■ Exercise directions
Any picture among the records should be left out, please; retype the rest exactly.

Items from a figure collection
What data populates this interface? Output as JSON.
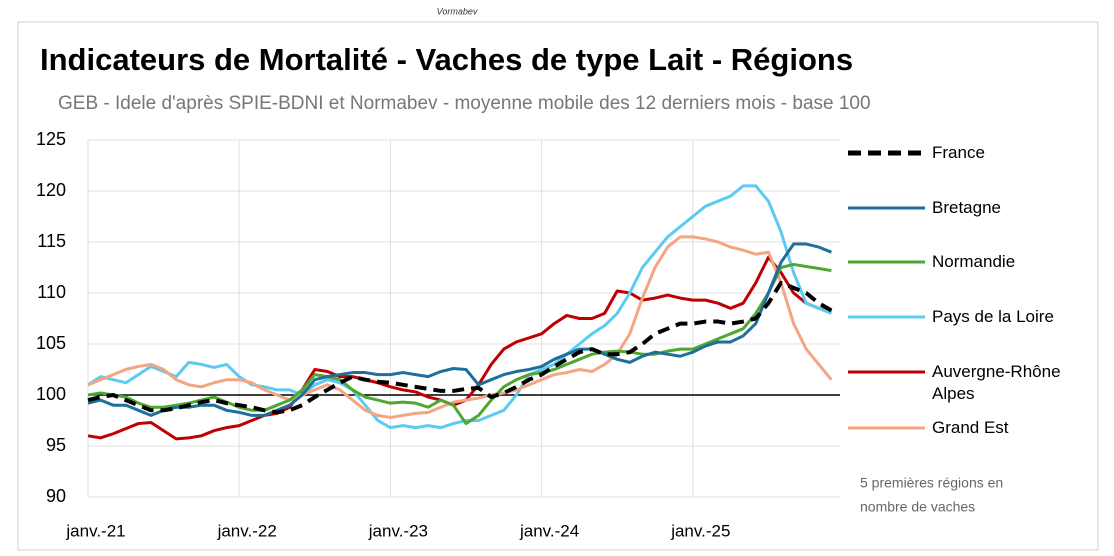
{
  "chart_data": {
    "type": "line",
    "watermark": "Vormabev",
    "title": "Indicateurs de Mortalité - Vaches de type Lait - Régions",
    "subtitle": "GEB - Idele d'après SPIE-BDNI  et Normabev - moyenne mobile des 12 derniers mois - base 100",
    "annotation": [
      "5 premières régions en",
      "nombre de vaches"
    ],
    "categories": [
      "janv.-21",
      null,
      null,
      null,
      null,
      null,
      null,
      null,
      null,
      null,
      null,
      null,
      "janv.-22",
      null,
      null,
      null,
      null,
      null,
      null,
      null,
      null,
      null,
      null,
      null,
      "janv.-23",
      null,
      null,
      null,
      null,
      null,
      null,
      null,
      null,
      null,
      null,
      null,
      "janv.-24",
      null,
      null,
      null,
      null,
      null,
      null,
      null,
      null,
      null,
      null,
      null,
      "janv.-25",
      null,
      null,
      null,
      null,
      null,
      null,
      null,
      null,
      null,
      null,
      null
    ],
    "ylim": [
      90,
      125
    ],
    "yticks": [
      90,
      95,
      100,
      105,
      110,
      115,
      120,
      125
    ],
    "grid": true,
    "reference_line": 100,
    "series": [
      {
        "name": "France",
        "color": "#000000",
        "dashed": true,
        "values": [
          99.5,
          99.8,
          100,
          99.5,
          99,
          98.5,
          98.5,
          98.7,
          99,
          99.3,
          99.5,
          99.2,
          99,
          98.8,
          98.5,
          98.3,
          98.5,
          99,
          99.8,
          100.5,
          101.2,
          101.8,
          101.5,
          101.3,
          101.2,
          101,
          100.8,
          100.6,
          100.4,
          100.4,
          100.6,
          100.7,
          99.8,
          100.2,
          100.8,
          101.5,
          102,
          102.8,
          103.5,
          104.2,
          104.5,
          104,
          104,
          104.2,
          105,
          106,
          106.5,
          107,
          107,
          107.2,
          107.2,
          107,
          107.2,
          107.5,
          109,
          111,
          110.5,
          110,
          109,
          108.3
        ]
      },
      {
        "name": "Bretagne",
        "color": "#1f6e9c",
        "values": [
          99.2,
          99.5,
          99,
          99,
          98.5,
          98,
          98.5,
          98.8,
          98.8,
          99,
          99,
          98.5,
          98.3,
          98,
          98,
          98.5,
          99,
          100,
          101.5,
          101.8,
          102,
          102.2,
          102.2,
          102,
          102,
          102.2,
          102,
          101.8,
          102.3,
          102.6,
          102.5,
          101,
          101.5,
          102,
          102.3,
          102.5,
          102.8,
          103.5,
          104,
          104.5,
          104.5,
          104,
          103.5,
          103.2,
          103.8,
          104.2,
          104,
          103.8,
          104.2,
          104.8,
          105.2,
          105.2,
          105.8,
          107,
          110,
          113,
          114.8,
          114.8,
          114.5,
          114
        ]
      },
      {
        "name": "Normandie",
        "color": "#4ea72e",
        "values": [
          100,
          100.2,
          100,
          99.8,
          99.2,
          98.8,
          98.8,
          99,
          99.2,
          99.5,
          99.8,
          99.3,
          98.8,
          98.5,
          98.5,
          99,
          99.5,
          100.5,
          102,
          101.8,
          101.5,
          100.5,
          99.8,
          99.5,
          99.2,
          99.3,
          99.2,
          98.8,
          99.5,
          99,
          97.2,
          98,
          99.5,
          100.8,
          101.5,
          102,
          102.2,
          102.5,
          103,
          103.5,
          104,
          104.2,
          104.3,
          104.2,
          104,
          104,
          104.3,
          104.5,
          104.5,
          105,
          105.5,
          106,
          106.5,
          108,
          110,
          112.5,
          112.8,
          112.6,
          112.4,
          112.2
        ]
      },
      {
        "name": "Pays de la Loire",
        "color": "#5ccbf2",
        "values": [
          101,
          101.8,
          101.5,
          101.2,
          102,
          102.8,
          102.3,
          101.8,
          103.2,
          103,
          102.7,
          103,
          101.8,
          101,
          100.8,
          100.5,
          100.5,
          100,
          101,
          101.5,
          101.2,
          100.5,
          99,
          97.5,
          96.8,
          97,
          96.8,
          97,
          96.8,
          97.2,
          97.5,
          97.5,
          98,
          98.5,
          100,
          102,
          102.5,
          103,
          104,
          105,
          106,
          106.8,
          108,
          110,
          112.5,
          114,
          115.5,
          116.5,
          117.5,
          118.5,
          119,
          119.5,
          120.5,
          120.5,
          119,
          116,
          112,
          109,
          108.5,
          108
        ]
      },
      {
        "name": "Auvergne-Rhône Alpes",
        "color": "#c00000",
        "values": [
          96,
          95.8,
          96.2,
          96.7,
          97.2,
          97.3,
          96.5,
          95.7,
          95.8,
          96,
          96.5,
          96.8,
          97,
          97.5,
          98,
          98.2,
          98.8,
          100.5,
          102.5,
          102.3,
          101.8,
          101.8,
          101.5,
          101.2,
          100.8,
          100.5,
          100.3,
          99.8,
          99.5,
          99,
          99.5,
          101,
          103,
          104.5,
          105.2,
          105.6,
          106,
          107,
          107.8,
          107.5,
          107.5,
          108,
          110.2,
          110,
          109.3,
          109.5,
          109.8,
          109.5,
          109.3,
          109.3,
          109,
          108.5,
          109,
          111,
          113.5,
          112,
          110,
          109,
          108.5,
          108.2
        ]
      },
      {
        "name": "Grand Est",
        "color": "#f4a582",
        "values": [
          101,
          101.5,
          102,
          102.5,
          102.8,
          103,
          102.5,
          101.5,
          101,
          100.8,
          101.2,
          101.5,
          101.5,
          101.2,
          100.5,
          100,
          99.5,
          100,
          100.5,
          101,
          100.5,
          99.5,
          98.5,
          98,
          97.8,
          98,
          98.2,
          98.3,
          98.8,
          99.3,
          99.5,
          99.7,
          100,
          100.2,
          100.5,
          101,
          101.5,
          102,
          102.2,
          102.5,
          102.3,
          103,
          104,
          106,
          109.5,
          112.5,
          114.5,
          115.5,
          115.5,
          115.3,
          115,
          114.5,
          114.2,
          113.8,
          114,
          111,
          107,
          104.5,
          103,
          101.5
        ]
      }
    ]
  }
}
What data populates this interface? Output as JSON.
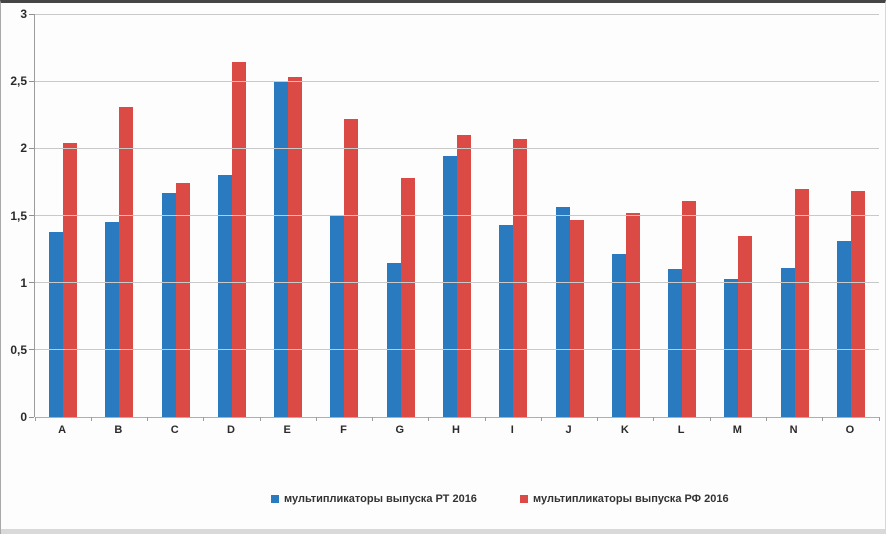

■ Solution for this problem
What data populates this interface? Output as JSON.
{
  "chart_data": {
    "type": "line",
    "watermark": "Vormabev",
    "title": "Indicateurs de Mortalité - Vaches de type Lait - Régions",
    "subtitle": "GEB - Idele d'après SPIE-BDNI  et Normabev - moyenne mobile des 12 derniers mois - base 100",
    "annotation": [
      "5 premières régions en",
      "nombre de vaches"
    ],
    "categories": [
      "janv.-21",
      null,
      null,
      null,
      null,
      null,
      null,
      null,
      null,
      null,
      null,
      null,
      "janv.-22",
      null,
      null,
      null,
      null,
      null,
      null,
      null,
      null,
      null,
      null,
      null,
      "janv.-23",
      null,
      null,
      null,
      null,
      null,
      null,
      null,
      null,
      null,
      null,
      null,
      "janv.-24",
      null,
      null,
      null,
      null,
      null,
      null,
      null,
      null,
      null,
      null,
      null,
      "janv.-25",
      null,
      null,
      null,
      null,
      null,
      null,
      null,
      null,
      null,
      null,
      null
    ],
    "ylim": [
      90,
      125
    ],
    "yticks": [
      90,
      95,
      100,
      105,
      110,
      115,
      120,
      125
    ],
    "grid": true,
    "reference_line": 100,
    "series": [
      {
        "name": "France",
        "color": "#000000",
        "dashed": true,
        "values": [
          99.5,
          99.8,
          100,
          99.5,
          99,
          98.5,
          98.5,
          98.7,
          99,
          99.3,
          99.5,
          99.2,
          99,
          98.8,
          98.5,
          98.3,
          98.5,
          99,
          99.8,
          100.5,
          101.2,
          101.8,
          101.5,
          101.3,
          101.2,
          101,
          100.8,
          100.6,
          100.4,
          100.4,
          100.6,
          100.7,
          99.8,
          100.2,
          100.8,
          101.5,
          102,
          102.8,
          103.5,
          104.2,
          104.5,
          104,
          104,
          104.2,
          105,
          106,
          106.5,
          107,
          107,
          107.2,
          107.2,
          107,
          107.2,
          107.5,
          109,
          111,
          110.5,
          110,
          109,
          108.3
        ]
      },
      {
        "name": "Bretagne",
        "color": "#1f6e9c",
        "values": [
          99.2,
          99.5,
          99,
          99,
          98.5,
          98,
          98.5,
          98.8,
          98.8,
          99,
          99,
          98.5,
          98.3,
          98,
          98,
          98.5,
          99,
          100,
          101.5,
          101.8,
          102,
          102.2,
          102.2,
          102,
          102,
          102.2,
          102,
          101.8,
          102.3,
          102.6,
          102.5,
          101,
          101.5,
          102,
          102.3,
          102.5,
          102.8,
          103.5,
          104,
          104.5,
          104.5,
          104,
          103.5,
          103.2,
          103.8,
          104.2,
          104,
          103.8,
          104.2,
          104.8,
          105.2,
          105.2,
          105.8,
          107,
          110,
          113,
          114.8,
          114.8,
          114.5,
          114
        ]
      },
      {
        "name": "Normandie",
        "color": "#4ea72e",
        "values": [
          100,
          100.2,
          100,
          99.8,
          99.2,
          98.8,
          98.8,
          99,
          99.2,
          99.5,
          99.8,
          99.3,
          98.8,
          98.5,
          98.5,
          99,
          99.5,
          100.5,
          102,
          101.8,
          101.5,
          100.5,
          99.8,
          99.5,
          99.2,
          99.3,
          99.2,
          98.8,
          99.5,
          99,
          97.2,
          98,
          99.5,
          100.8,
          101.5,
          102,
          102.2,
          102.5,
          103,
          103.5,
          104,
          104.2,
          104.3,
          104.2,
          104,
          104,
          104.3,
          104.5,
          104.5,
          105,
          105.5,
          106,
          106.5,
          108,
          110,
          112.5,
          112.8,
          112.6,
          112.4,
          112.2
        ]
      },
      {
        "name": "Pays de la Loire",
        "color": "#5ccbf2",
        "values": [
          101,
          101.8,
          101.5,
          101.2,
          102,
          102.8,
          102.3,
          101.8,
          103.2,
          103,
          102.7,
          103,
          101.8,
          101,
          100.8,
          100.5,
          100.5,
          100,
          101,
          101.5,
          101.2,
          100.5,
          99,
          97.5,
          96.8,
          97,
          96.8,
          97,
          96.8,
          97.2,
          97.5,
          97.5,
          98,
          98.5,
          100,
          102,
          102.5,
          103,
          104,
          105,
          106,
          106.8,
          108,
          110,
          112.5,
          114,
          115.5,
          116.5,
          117.5,
          118.5,
          119,
          119.5,
          120.5,
          120.5,
          119,
          116,
          112,
          109,
          108.5,
          108
        ]
      },
      {
        "name": "Auvergne-Rhône Alpes",
        "color": "#c00000",
        "values": [
          96,
          95.8,
          96.2,
          96.7,
          97.2,
          97.3,
          96.5,
          95.7,
          95.8,
          96,
          96.5,
          96.8,
          97,
          97.5,
          98,
          98.2,
          98.8,
          100.5,
          102.5,
          102.3,
          101.8,
          101.8,
          101.5,
          101.2,
          100.8,
          100.5,
          100.3,
          99.8,
          99.5,
          99,
          99.5,
          101,
          103,
          104.5,
          105.2,
          105.6,
          106,
          107,
          107.8,
          107.5,
          107.5,
          108,
          110.2,
          110,
          109.3,
          109.5,
          109.8,
          109.5,
          109.3,
          109.3,
          109,
          108.5,
          109,
          111,
          113.5,
          112,
          110,
          109,
          108.5,
          108.2
        ]
      },
      {
        "name": "Grand Est",
        "color": "#f4a582",
        "values": [
          101,
          101.5,
          102,
          102.5,
          102.8,
          103,
          102.5,
          101.5,
          101,
          100.8,
          101.2,
          101.5,
          101.5,
          101.2,
          100.5,
          100,
          99.5,
          100,
          100.5,
          101,
          100.5,
          99.5,
          98.5,
          98,
          97.8,
          98,
          98.2,
          98.3,
          98.8,
          99.3,
          99.5,
          99.7,
          100,
          100.2,
          100.5,
          101,
          101.5,
          102,
          102.2,
          102.5,
          102.3,
          103,
          104,
          106,
          109.5,
          112.5,
          114.5,
          115.5,
          115.5,
          115.3,
          115,
          114.5,
          114.2,
          113.8,
          114,
          111,
          107,
          104.5,
          103,
          101.5
        ]
      }
    ]
  }
}
What data populates this interface? Output as JSON.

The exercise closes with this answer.